(Instructions to follow):
Identify the lines that contain the string "this", then copy each of them.

-- Begin --

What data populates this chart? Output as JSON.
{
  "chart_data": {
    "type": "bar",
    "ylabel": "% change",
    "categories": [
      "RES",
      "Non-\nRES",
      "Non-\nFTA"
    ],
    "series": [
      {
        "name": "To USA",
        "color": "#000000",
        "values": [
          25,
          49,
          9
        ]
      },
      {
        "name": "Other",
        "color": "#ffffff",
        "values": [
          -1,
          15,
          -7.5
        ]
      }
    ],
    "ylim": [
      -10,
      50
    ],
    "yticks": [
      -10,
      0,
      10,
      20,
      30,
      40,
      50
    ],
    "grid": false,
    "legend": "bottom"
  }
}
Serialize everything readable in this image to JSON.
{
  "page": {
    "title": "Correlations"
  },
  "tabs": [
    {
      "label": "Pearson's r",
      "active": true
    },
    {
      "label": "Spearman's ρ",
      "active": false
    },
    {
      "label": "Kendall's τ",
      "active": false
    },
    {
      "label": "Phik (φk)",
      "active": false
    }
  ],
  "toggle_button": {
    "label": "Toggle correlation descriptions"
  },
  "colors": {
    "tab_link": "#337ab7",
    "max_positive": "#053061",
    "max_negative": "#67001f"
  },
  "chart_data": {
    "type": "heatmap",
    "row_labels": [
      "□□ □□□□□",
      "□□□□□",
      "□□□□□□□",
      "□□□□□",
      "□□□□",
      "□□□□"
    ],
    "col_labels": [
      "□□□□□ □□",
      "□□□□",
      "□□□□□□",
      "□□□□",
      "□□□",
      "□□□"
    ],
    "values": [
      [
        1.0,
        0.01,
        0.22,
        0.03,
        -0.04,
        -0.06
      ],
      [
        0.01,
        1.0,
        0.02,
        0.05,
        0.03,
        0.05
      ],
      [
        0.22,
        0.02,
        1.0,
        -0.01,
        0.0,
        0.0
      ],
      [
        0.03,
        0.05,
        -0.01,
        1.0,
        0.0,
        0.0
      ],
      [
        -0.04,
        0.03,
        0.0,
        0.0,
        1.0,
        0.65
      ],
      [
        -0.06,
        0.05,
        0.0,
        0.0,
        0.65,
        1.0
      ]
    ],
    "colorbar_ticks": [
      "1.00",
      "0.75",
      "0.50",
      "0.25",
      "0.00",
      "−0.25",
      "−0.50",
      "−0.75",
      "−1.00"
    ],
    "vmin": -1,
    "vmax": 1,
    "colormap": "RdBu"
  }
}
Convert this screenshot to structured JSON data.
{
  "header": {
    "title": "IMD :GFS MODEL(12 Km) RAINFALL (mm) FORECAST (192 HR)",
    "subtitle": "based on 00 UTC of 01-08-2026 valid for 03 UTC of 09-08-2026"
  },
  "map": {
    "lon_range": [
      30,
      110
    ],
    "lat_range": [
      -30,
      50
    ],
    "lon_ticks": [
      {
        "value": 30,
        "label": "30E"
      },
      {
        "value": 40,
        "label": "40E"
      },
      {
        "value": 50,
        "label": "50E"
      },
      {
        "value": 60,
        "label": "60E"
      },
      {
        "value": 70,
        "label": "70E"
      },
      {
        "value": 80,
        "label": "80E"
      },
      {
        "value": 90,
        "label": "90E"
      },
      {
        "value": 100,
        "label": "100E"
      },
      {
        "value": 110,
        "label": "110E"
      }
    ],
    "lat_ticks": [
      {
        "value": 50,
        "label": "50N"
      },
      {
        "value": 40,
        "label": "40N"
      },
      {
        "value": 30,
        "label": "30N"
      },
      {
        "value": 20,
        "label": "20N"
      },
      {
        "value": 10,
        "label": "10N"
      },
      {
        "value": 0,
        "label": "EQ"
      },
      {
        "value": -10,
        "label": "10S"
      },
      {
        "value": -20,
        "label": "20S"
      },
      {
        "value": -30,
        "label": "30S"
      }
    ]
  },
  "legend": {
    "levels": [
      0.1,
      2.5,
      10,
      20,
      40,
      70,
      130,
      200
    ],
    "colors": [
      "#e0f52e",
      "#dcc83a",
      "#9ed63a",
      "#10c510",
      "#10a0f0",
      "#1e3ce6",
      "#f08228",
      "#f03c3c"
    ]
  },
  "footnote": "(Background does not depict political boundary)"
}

-- End --

(Answer for the task):
What data populates this chart? Output as JSON.
Serialize everything readable in this image to JSON.
Convert this screenshot to structured JSON data.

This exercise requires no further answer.